◆ Instructions to follow:
Please copy the listing below word for word, from its first line up to and including the line with "Give bounding boxes". Leave the pictures out of your copy.

◆ Provided data:
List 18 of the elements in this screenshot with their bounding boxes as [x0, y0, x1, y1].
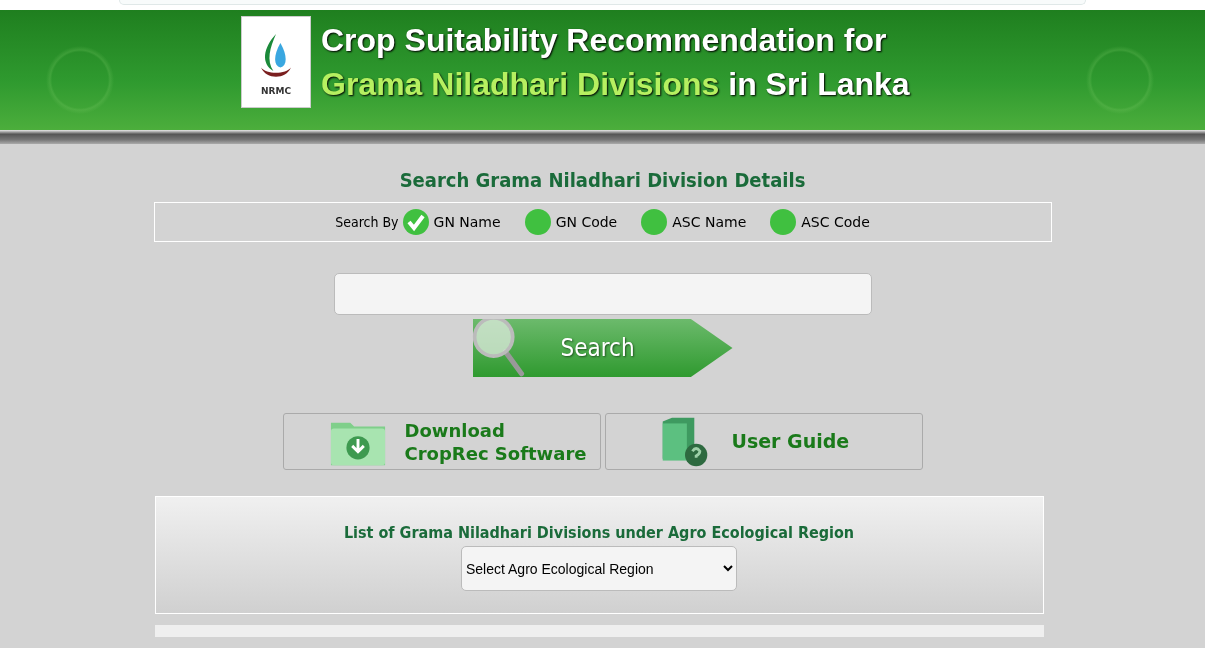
radio-icon[interactable]: [524, 209, 551, 235]
search-by-label: Search By: [335, 214, 399, 230]
checked-radio-icon[interactable]: [402, 209, 429, 235]
section-heading: Search Grama Niladhari Division Details: [399, 168, 806, 192]
download-button[interactable]: Download CropRec Software: [282, 413, 601, 470]
logo-text: NRMC: [261, 86, 291, 96]
radio-label[interactable]: ASC Code: [801, 214, 870, 230]
panel-heading: List of Grama Niladhari Divisions under Agro Ecological Region: [343, 523, 855, 542]
banner-title: Grama Niladhari Divisions in Sri Lanka: [321, 65, 910, 104]
search-field[interactable]: [333, 273, 872, 315]
banner-title: Crop Suitability Recommendation for: [321, 21, 888, 60]
radio-label[interactable]: ASC Name: [672, 214, 747, 230]
radio-label[interactable]: GN Name: [433, 214, 501, 230]
region-select[interactable]: Select Agro Ecological Region: [461, 546, 737, 591]
user-guide-button[interactable]: User Guide: [604, 413, 923, 470]
radio-icon[interactable]: [641, 209, 668, 235]
radio-icon[interactable]: [770, 209, 797, 235]
radio-label[interactable]: GN Code: [555, 214, 618, 230]
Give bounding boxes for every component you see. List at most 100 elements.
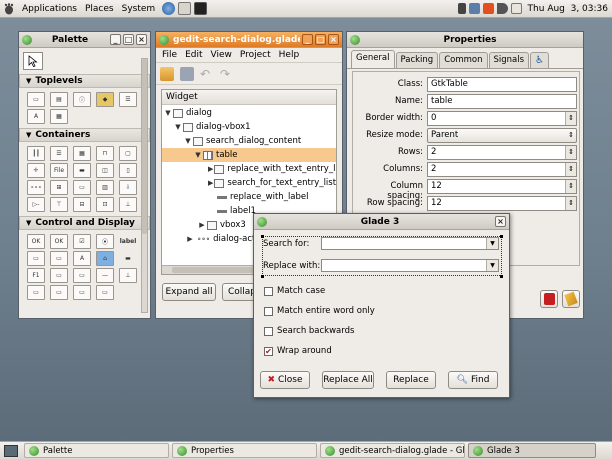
menu-edit[interactable]: Edit <box>181 50 206 60</box>
fixed-icon[interactable]: ⊟ <box>73 197 91 212</box>
replace-all-button[interactable]: Replace All <box>322 371 374 389</box>
terminal-launcher-icon[interactable] <box>194 2 208 15</box>
checkbox-box[interactable] <box>264 326 273 336</box>
wrap-around-checkbox[interactable]: ✔ Wrap around <box>264 346 332 356</box>
menu-help[interactable]: Help <box>275 50 304 60</box>
tree-row-replace-label[interactable]: replace_with_label <box>216 190 336 204</box>
search-for-field[interactable]: ▼ <box>321 237 499 250</box>
email-launcher-icon[interactable] <box>178 2 192 15</box>
network-icon[interactable] <box>468 3 480 14</box>
tab-accessibility[interactable]: ♿ <box>530 52 550 68</box>
project-titlebar[interactable]: gedit-search-dialog.glade _ □ × <box>156 32 342 48</box>
section-toplevels[interactable]: ▼ Toplevels <box>19 74 150 88</box>
taskbar-item-palette[interactable]: Palette <box>24 443 169 458</box>
font-dialog-icon[interactable]: A <box>27 109 45 124</box>
section-containers[interactable]: ▼ Containers <box>19 128 150 142</box>
close-button[interactable]: × <box>136 34 147 45</box>
entry-widget-icon[interactable]: ▭ <box>50 251 68 266</box>
dialog-titlebar[interactable]: Glade 3 × <box>254 214 509 230</box>
check-button-icon[interactable]: ☑ <box>73 234 91 249</box>
vbox-icon[interactable]: ☰ <box>50 146 68 161</box>
open-folder-icon[interactable] <box>160 66 174 81</box>
label-alt-icon[interactable]: ▬ <box>119 251 137 266</box>
window-widget-icon[interactable]: ▭ <box>27 92 45 107</box>
taskbar-item-editor[interactable]: gedit-search-dialog.glade - Gla... <box>320 443 465 458</box>
taskbar-item-glade3[interactable]: Glade 3 <box>468 443 596 458</box>
image-widget-icon[interactable]: ⌂ <box>96 251 114 266</box>
close-button[interactable]: × <box>328 34 339 45</box>
expander-alt-icon[interactable]: ⊥ <box>119 197 137 212</box>
update-notifier-icon[interactable] <box>482 3 494 14</box>
palette-titlebar[interactable]: Palette _ □ × <box>19 32 150 48</box>
rows-spinner[interactable]: 2 <box>427 145 577 160</box>
show-desktop-icon[interactable] <box>4 444 18 457</box>
section-control-display[interactable]: ▼ Control and Display <box>19 216 150 230</box>
text-view-icon[interactable]: A <box>73 251 91 266</box>
color-dialog-icon[interactable]: ▦ <box>50 109 68 124</box>
hbox-icon[interactable]: ┃┃ <box>27 146 45 161</box>
redo-icon[interactable]: ↷ <box>220 67 234 81</box>
hscrollbar-icon[interactable]: ▭ <box>27 285 45 300</box>
checkbox-box[interactable]: ✔ <box>264 346 273 356</box>
checkbox-box[interactable] <box>264 286 273 296</box>
button-box-icon[interactable]: ∘∘∘ <box>27 180 45 195</box>
menu-view[interactable]: View <box>207 50 236 60</box>
maximize-button[interactable]: □ <box>123 34 134 45</box>
label-widget-icon[interactable]: label <box>119 234 137 249</box>
toggle-button-icon[interactable]: OK <box>50 234 68 249</box>
replace-with-field[interactable]: ▼ <box>321 259 499 272</box>
hpaned-icon[interactable]: ✛ <box>27 163 45 178</box>
dropdown-arrow-icon[interactable]: ▼ <box>486 260 498 271</box>
match-entire-word-checkbox[interactable]: Match entire word only <box>264 306 375 316</box>
spin-button-icon[interactable]: ▭ <box>27 251 45 266</box>
find-button[interactable]: 🔍︎ Find <box>448 371 498 389</box>
scrollbar-thumb[interactable] <box>142 59 147 234</box>
system-menu[interactable]: System <box>118 4 160 14</box>
tab-packing[interactable]: Packing <box>395 52 439 68</box>
aspect-frame-icon[interactable]: ⊡ <box>96 197 114 212</box>
button-widget-icon[interactable]: OK <box>27 234 45 249</box>
dropdown-arrow-icon[interactable]: ▼ <box>486 238 498 249</box>
layout-icon[interactable]: ⊤ <box>50 197 68 212</box>
statusbar-icon[interactable]: ▭ <box>73 285 91 300</box>
close-button[interactable]: × <box>495 216 506 227</box>
event-box-icon[interactable]: ▥ <box>96 180 114 195</box>
combo-box-icon[interactable]: ▭ <box>73 268 91 283</box>
search-backwards-checkbox[interactable]: Search backwards <box>264 326 354 336</box>
save-icon[interactable] <box>180 66 194 81</box>
viewport-icon[interactable]: ▷- <box>27 197 45 212</box>
border-width-spinner[interactable]: 0 <box>427 111 577 126</box>
undo-icon[interactable]: ↶ <box>200 67 214 81</box>
tree-row-search-dialog-content[interactable]: ▼ search_dialog_content <box>184 134 336 148</box>
tree-row-search-list[interactable]: ▶ search_for_text_entry_list <box>208 176 336 190</box>
clear-button[interactable] <box>562 290 580 308</box>
selector-tool[interactable] <box>23 52 43 70</box>
mail-status-icon[interactable] <box>510 3 522 14</box>
palette-scrollbar[interactable] <box>141 58 148 313</box>
progress-bar-icon[interactable]: ▭ <box>50 268 68 283</box>
expander-icon[interactable]: ▭ <box>73 180 91 195</box>
table-icon[interactable]: ▦ <box>73 146 91 161</box>
name-field[interactable]: table <box>427 94 577 109</box>
properties-titlebar[interactable]: Properties <box>347 32 583 48</box>
handle-box-icon[interactable]: ▯ <box>119 163 137 178</box>
maximize-button[interactable]: □ <box>315 34 326 45</box>
menubar-icon[interactable]: File <box>50 163 68 178</box>
ruler-icon[interactable]: ▭ <box>96 285 114 300</box>
tree-row-replace-list[interactable]: ▶ replace_with_text_entry_list <box>208 162 336 176</box>
vscrollbar-icon[interactable]: ▭ <box>50 285 68 300</box>
menu-project[interactable]: Project <box>236 50 275 60</box>
replace-button[interactable]: Replace <box>386 371 436 389</box>
accel-label-icon[interactable]: F1 <box>27 268 45 283</box>
tree-row-dialog[interactable]: ▼ dialog <box>164 106 336 120</box>
tab-general[interactable]: General <box>351 50 395 68</box>
tab-common[interactable]: Common <box>439 52 488 68</box>
clock[interactable]: Thu Aug 3, 03:36 <box>525 4 608 14</box>
dialog-widget-icon[interactable]: ▤ <box>50 92 68 107</box>
columns-spinner[interactable]: 2 <box>427 162 577 177</box>
battery-icon[interactable] <box>457 3 466 14</box>
row-spacing-spinner[interactable]: 12 <box>427 196 577 211</box>
toolbar-icon[interactable]: ▬ <box>73 163 91 178</box>
vpaned-icon[interactable]: ◫ <box>96 163 114 178</box>
scrolled-window-icon[interactable]: ⇩ <box>119 180 137 195</box>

◆ Response to this exercise:
List 18 of the elements in this screenshot with their bounding boxes as [x0, y0, x1, y1].
radio-icon[interactable]: [524, 209, 551, 235]
search-by-label: Search By: [335, 214, 399, 230]
checked-radio-icon[interactable]: [402, 209, 429, 235]
section-heading: Search Grama Niladhari Division Details: [399, 168, 806, 192]
download-button[interactable]: Download CropRec Software: [282, 413, 601, 470]
logo-text: NRMC: [261, 86, 291, 96]
radio-label[interactable]: ASC Code: [801, 214, 870, 230]
panel-heading: List of Grama Niladhari Divisions under Agro Ecological Region: [343, 523, 855, 542]
banner-title: Grama Niladhari Divisions in Sri Lanka: [321, 65, 910, 104]
search-field[interactable]: [333, 273, 872, 315]
banner-title: Crop Suitability Recommendation for: [321, 21, 888, 60]
radio-label[interactable]: ASC Name: [672, 214, 747, 230]
radio-label[interactable]: GN Name: [433, 214, 501, 230]
region-select[interactable]: Select Agro Ecological Region: [461, 546, 737, 591]
user-guide-button[interactable]: User Guide: [604, 413, 923, 470]
radio-icon[interactable]: [641, 209, 668, 235]
radio-icon[interactable]: [770, 209, 797, 235]
radio-label[interactable]: GN Code: [555, 214, 618, 230]
Give bounding boxes for every component you see. List at most 100 elements.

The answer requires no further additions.